What you need to do: Restate every entry word for word.

+++

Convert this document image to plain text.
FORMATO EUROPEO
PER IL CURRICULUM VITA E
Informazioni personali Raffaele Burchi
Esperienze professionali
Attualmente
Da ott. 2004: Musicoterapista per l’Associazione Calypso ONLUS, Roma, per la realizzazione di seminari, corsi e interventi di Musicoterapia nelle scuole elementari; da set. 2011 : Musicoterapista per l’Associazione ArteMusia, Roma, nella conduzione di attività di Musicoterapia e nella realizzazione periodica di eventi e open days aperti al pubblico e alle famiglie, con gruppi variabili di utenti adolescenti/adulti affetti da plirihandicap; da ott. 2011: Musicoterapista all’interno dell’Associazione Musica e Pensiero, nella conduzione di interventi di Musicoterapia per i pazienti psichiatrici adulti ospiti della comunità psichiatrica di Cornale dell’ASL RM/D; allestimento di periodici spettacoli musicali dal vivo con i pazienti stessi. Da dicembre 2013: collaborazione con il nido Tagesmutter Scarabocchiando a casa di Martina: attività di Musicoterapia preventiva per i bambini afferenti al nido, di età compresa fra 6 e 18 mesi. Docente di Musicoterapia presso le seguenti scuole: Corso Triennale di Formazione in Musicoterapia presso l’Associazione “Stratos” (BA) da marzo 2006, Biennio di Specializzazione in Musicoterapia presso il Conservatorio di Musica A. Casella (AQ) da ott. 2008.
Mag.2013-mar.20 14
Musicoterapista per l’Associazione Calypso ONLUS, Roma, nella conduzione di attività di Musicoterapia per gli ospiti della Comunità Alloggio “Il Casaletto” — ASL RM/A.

+++

Task output:
Convert this document image to plain text.
FORMATO EUROPEO
PER IL CURRICULUM VITA E
Informazioni personali Raffaele Burchi
Esperienze professionali
Attualmente
Da ott. 2004: Musicoterapista per l’Associazione Calypso ONLUS, Roma, per la realizzazione di seminari, corsi e interventi di Musicoterapia nelle scuole elementari; da set. 2011 : Musicoterapista per l’Associazione ArteMusia, Roma, nella conduzione di attività di Musicoterapia e nella realizzazione periodica di eventi e open days aperti al pubblico e alle famiglie, con gruppi variabili di utenti adolescenti/adulti affetti da plirihandicap; da ott. 2011: Musicoterapista all’interno dell’Associazione Musica e Pensiero, nella conduzione di interventi di Musicoterapia per i pazienti psichiatrici adulti ospiti della comunità psichiatrica di Cornale dell’ASL RM/D; allestimento di periodici spettacoli musicali dal vivo con i pazienti stessi. Da dicembre 2013: collaborazione con il nido Tagesmutter Scarabocchiando a casa di Martina: attività di Musicoterapia preventiva per i bambini afferenti al nido, di età compresa fra 6 e 18 mesi. Docente di Musicoterapia presso le seguenti scuole: Corso Triennale di Formazione in Musicoterapia presso l’Associazione “Stratos” (BA) da marzo 2006, Biennio di Specializzazione in Musicoterapia presso il Conservatorio di Musica A. Casella (AQ) da ott. 2008.
Mag.2013-mar.20 14
Musicoterapista per l’Associazione Calypso ONLUS, Roma, nella conduzione di attività di Musicoterapia per gli ospiti della Comunità Alloggio “Il Casaletto” — ASL RM/A.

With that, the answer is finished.